Write out every line of the material below exactly, character for character.

+++ GIVEN INFORMATION +++

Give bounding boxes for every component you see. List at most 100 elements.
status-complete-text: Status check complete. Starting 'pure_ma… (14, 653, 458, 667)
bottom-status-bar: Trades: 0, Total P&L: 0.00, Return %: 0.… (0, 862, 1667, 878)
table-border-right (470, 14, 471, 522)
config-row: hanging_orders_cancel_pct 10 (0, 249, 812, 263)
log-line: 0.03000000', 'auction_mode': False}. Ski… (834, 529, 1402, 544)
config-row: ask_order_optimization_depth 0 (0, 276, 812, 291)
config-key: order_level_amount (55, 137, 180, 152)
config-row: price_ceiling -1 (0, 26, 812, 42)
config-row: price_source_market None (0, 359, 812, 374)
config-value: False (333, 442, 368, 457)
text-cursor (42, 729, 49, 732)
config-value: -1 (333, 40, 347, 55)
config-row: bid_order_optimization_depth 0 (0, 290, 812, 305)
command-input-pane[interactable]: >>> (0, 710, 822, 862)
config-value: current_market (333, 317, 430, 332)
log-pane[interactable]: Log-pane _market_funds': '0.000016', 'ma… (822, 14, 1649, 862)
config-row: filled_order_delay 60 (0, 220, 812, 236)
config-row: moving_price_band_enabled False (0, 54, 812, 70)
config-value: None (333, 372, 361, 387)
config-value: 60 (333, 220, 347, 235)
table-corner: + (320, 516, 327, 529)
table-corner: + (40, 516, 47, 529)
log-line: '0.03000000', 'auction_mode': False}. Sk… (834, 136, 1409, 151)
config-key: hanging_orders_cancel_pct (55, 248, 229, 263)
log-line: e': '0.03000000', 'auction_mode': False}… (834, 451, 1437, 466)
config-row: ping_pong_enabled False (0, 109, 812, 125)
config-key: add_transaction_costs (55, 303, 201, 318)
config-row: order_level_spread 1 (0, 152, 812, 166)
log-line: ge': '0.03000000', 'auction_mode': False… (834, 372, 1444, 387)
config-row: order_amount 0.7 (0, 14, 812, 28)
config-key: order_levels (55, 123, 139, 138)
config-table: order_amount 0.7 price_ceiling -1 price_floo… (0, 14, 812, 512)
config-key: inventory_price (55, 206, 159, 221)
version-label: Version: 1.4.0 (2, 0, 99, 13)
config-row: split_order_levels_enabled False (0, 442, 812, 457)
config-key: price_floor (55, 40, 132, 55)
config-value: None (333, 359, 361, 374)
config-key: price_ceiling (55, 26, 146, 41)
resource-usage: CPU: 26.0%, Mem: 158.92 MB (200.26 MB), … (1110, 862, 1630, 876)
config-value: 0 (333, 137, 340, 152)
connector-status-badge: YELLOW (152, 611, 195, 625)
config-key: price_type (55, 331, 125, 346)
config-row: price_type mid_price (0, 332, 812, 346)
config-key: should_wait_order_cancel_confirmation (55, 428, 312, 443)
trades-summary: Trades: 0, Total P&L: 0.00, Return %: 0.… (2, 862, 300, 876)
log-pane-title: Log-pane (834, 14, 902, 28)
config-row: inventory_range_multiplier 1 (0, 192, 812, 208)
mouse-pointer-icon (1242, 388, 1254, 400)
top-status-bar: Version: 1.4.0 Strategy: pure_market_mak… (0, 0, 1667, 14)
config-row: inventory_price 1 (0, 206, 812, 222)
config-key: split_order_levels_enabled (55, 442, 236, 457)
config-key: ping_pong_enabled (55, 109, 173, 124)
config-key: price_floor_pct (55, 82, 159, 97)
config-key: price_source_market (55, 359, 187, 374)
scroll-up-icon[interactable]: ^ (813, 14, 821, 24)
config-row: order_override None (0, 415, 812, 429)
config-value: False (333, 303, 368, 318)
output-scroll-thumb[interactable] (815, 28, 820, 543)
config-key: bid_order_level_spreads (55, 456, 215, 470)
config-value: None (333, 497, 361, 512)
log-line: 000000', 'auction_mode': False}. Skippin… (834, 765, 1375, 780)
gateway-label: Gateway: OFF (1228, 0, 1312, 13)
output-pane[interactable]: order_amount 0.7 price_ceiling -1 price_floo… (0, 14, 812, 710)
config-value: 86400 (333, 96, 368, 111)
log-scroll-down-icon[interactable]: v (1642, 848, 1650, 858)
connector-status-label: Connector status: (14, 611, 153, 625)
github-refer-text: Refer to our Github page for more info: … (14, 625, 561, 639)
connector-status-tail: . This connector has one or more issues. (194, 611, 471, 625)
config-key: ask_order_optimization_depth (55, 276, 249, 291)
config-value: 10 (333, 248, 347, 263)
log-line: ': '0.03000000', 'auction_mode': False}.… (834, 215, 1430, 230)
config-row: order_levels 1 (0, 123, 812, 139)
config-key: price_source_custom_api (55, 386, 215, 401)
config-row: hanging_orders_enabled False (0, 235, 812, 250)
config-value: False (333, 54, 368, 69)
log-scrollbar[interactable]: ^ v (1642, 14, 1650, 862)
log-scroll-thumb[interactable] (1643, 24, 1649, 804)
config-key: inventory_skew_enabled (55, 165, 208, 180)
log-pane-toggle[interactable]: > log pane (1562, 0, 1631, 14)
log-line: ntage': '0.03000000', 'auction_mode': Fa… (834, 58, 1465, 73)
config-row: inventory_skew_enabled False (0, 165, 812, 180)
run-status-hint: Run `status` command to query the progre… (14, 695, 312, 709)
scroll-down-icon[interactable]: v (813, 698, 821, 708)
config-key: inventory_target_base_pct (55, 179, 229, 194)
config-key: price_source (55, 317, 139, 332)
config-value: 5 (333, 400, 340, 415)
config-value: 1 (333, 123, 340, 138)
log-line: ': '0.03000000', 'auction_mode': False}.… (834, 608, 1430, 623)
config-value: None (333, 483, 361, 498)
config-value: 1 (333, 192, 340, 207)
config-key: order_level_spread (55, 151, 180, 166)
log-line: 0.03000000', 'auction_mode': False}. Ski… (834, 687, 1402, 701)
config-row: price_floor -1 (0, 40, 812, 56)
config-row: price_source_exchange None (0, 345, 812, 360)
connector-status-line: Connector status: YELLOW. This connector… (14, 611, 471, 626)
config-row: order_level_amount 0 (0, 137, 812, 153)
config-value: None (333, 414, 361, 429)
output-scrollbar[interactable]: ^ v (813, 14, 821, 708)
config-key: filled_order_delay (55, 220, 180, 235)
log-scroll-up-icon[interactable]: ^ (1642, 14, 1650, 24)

+++

→ THE COMPLETED TASK
Give bounding boxes for every component you see. List at most 100 elements.
status-complete-text: Status check complete. Starting 'pure_ma… (14, 653, 458, 667)
bottom-status-bar: Trades: 0, Total P&L: 0.00, Return %: 0.… (0, 862, 1667, 878)
table-border-right (470, 14, 471, 522)
config-row: hanging_orders_cancel_pct 10 (0, 249, 812, 263)
log-line: 0.03000000', 'auction_mode': False}. Ski… (834, 529, 1402, 544)
config-row: ask_order_optimization_depth 0 (0, 276, 812, 291)
config-key: order_level_amount (55, 137, 180, 152)
config-row: price_ceiling -1 (0, 26, 812, 42)
config-row: price_source_market None (0, 359, 812, 374)
config-value: False (333, 442, 368, 457)
text-cursor (42, 729, 49, 732)
config-value: -1 (333, 40, 347, 55)
config-row: bid_order_optimization_depth 0 (0, 290, 812, 305)
command-input-pane[interactable]: >>> (0, 710, 822, 862)
config-value: current_market (333, 317, 430, 332)
log-pane[interactable]: Log-pane _market_funds': '0.000016', 'ma… (822, 14, 1649, 862)
config-row: filled_order_delay 60 (0, 220, 812, 236)
config-row: moving_price_band_enabled False (0, 54, 812, 70)
config-value: None (333, 372, 361, 387)
config-value: 60 (333, 220, 347, 235)
table-corner: + (320, 516, 327, 529)
table-corner: + (40, 516, 47, 529)
log-line: '0.03000000', 'auction_mode': False}. Sk… (834, 136, 1409, 151)
config-key: hanging_orders_cancel_pct (55, 248, 229, 263)
log-line: e': '0.03000000', 'auction_mode': False}… (834, 451, 1437, 466)
config-row: ping_pong_enabled False (0, 109, 812, 125)
config-key: add_transaction_costs (55, 303, 201, 318)
config-row: order_level_spread 1 (0, 152, 812, 166)
log-line: ge': '0.03000000', 'auction_mode': False… (834, 372, 1444, 387)
config-row: order_amount 0.7 (0, 14, 812, 28)
config-key: order_levels (55, 123, 139, 138)
config-table: order_amount 0.7 price_ceiling -1 price_floo… (0, 14, 812, 512)
config-key: inventory_price (55, 206, 159, 221)
version-label: Version: 1.4.0 (2, 0, 99, 13)
config-row: split_order_levels_enabled False (0, 442, 812, 457)
config-key: price_floor (55, 40, 132, 55)
config-value: None (333, 359, 361, 374)
config-key: price_ceiling (55, 26, 146, 41)
resource-usage: CPU: 26.0%, Mem: 158.92 MB (200.26 MB), … (1110, 862, 1630, 876)
config-value: 0 (333, 137, 340, 152)
connector-status-badge: YELLOW (152, 611, 195, 625)
config-key: price_type (55, 331, 125, 346)
config-row: price_type mid_price (0, 332, 812, 346)
config-key: should_wait_order_cancel_confirmation (55, 428, 312, 443)
trades-summary: Trades: 0, Total P&L: 0.00, Return %: 0.… (2, 862, 300, 876)
log-pane-title: Log-pane (834, 14, 902, 28)
config-row: inventory_range_multiplier 1 (0, 192, 812, 208)
mouse-pointer-icon (1242, 388, 1254, 400)
top-status-bar: Version: 1.4.0 Strategy: pure_market_mak… (0, 0, 1667, 14)
config-row: inventory_price 1 (0, 206, 812, 222)
config-key: split_order_levels_enabled (55, 442, 236, 457)
config-key: ping_pong_enabled (55, 109, 173, 124)
config-key: price_floor_pct (55, 82, 159, 97)
config-key: price_source_market (55, 359, 187, 374)
scroll-up-icon[interactable]: ^ (813, 14, 821, 24)
config-row: order_override None (0, 415, 812, 429)
config-value: False (333, 303, 368, 318)
output-scroll-thumb[interactable] (815, 28, 820, 543)
config-key: bid_order_level_spreads (55, 456, 215, 470)
config-value: None (333, 497, 361, 512)
log-line: 000000', 'auction_mode': False}. Skippin… (834, 765, 1375, 780)
gateway-label: Gateway: OFF (1228, 0, 1312, 13)
output-pane[interactable]: order_amount 0.7 price_ceiling -1 price_floo… (0, 14, 812, 710)
config-value: 86400 (333, 96, 368, 111)
log-scroll-down-icon[interactable]: v (1642, 848, 1650, 858)
connector-status-label: Connector status: (14, 611, 153, 625)
github-refer-text: Refer to our Github page for more info: … (14, 625, 561, 639)
connector-status-tail: . This connector has one or more issues. (194, 611, 471, 625)
config-key: ask_order_optimization_depth (55, 276, 249, 291)
config-value: 10 (333, 248, 347, 263)
log-line: ': '0.03000000', 'auction_mode': False}.… (834, 215, 1430, 230)
config-row: order_levels 1 (0, 123, 812, 139)
config-key: price_source_custom_api (55, 386, 215, 401)
config-row: hanging_orders_enabled False (0, 235, 812, 250)
config-value: False (333, 54, 368, 69)
log-scrollbar[interactable]: ^ v (1642, 14, 1650, 862)
log-scroll-thumb[interactable] (1643, 24, 1649, 804)
config-key: inventory_skew_enabled (55, 165, 208, 180)
log-pane-toggle[interactable]: > log pane (1562, 0, 1631, 14)
log-line: ntage': '0.03000000', 'auction_mode': Fa… (834, 58, 1465, 73)
config-row: inventory_skew_enabled False (0, 165, 812, 180)
run-status-hint: Run `status` command to query the progre… (14, 695, 312, 709)
scroll-down-icon[interactable]: v (813, 698, 821, 708)
config-key: inventory_target_base_pct (55, 179, 229, 194)
config-key: price_source (55, 317, 139, 332)
config-value: 5 (333, 400, 340, 415)
config-value: 1 (333, 123, 340, 138)
log-line: ': '0.03000000', 'auction_mode': False}.… (834, 608, 1430, 623)
config-value: None (333, 483, 361, 498)
config-value: 1 (333, 192, 340, 207)
config-key: order_level_spread (55, 151, 180, 166)
log-line: 0.03000000', 'auction_mode': False}. Ski… (834, 687, 1402, 701)
config-row: price_floor -1 (0, 40, 812, 56)
config-row: price_source_exchange None (0, 345, 812, 360)
connector-status-line: Connector status: YELLOW. This connector… (14, 611, 471, 626)
config-row: order_level_amount 0 (0, 137, 812, 153)
config-value: None (333, 414, 361, 429)
output-scrollbar[interactable]: ^ v (813, 14, 821, 708)
config-key: filled_order_delay (55, 220, 180, 235)
log-scroll-up-icon[interactable]: ^ (1642, 14, 1650, 24)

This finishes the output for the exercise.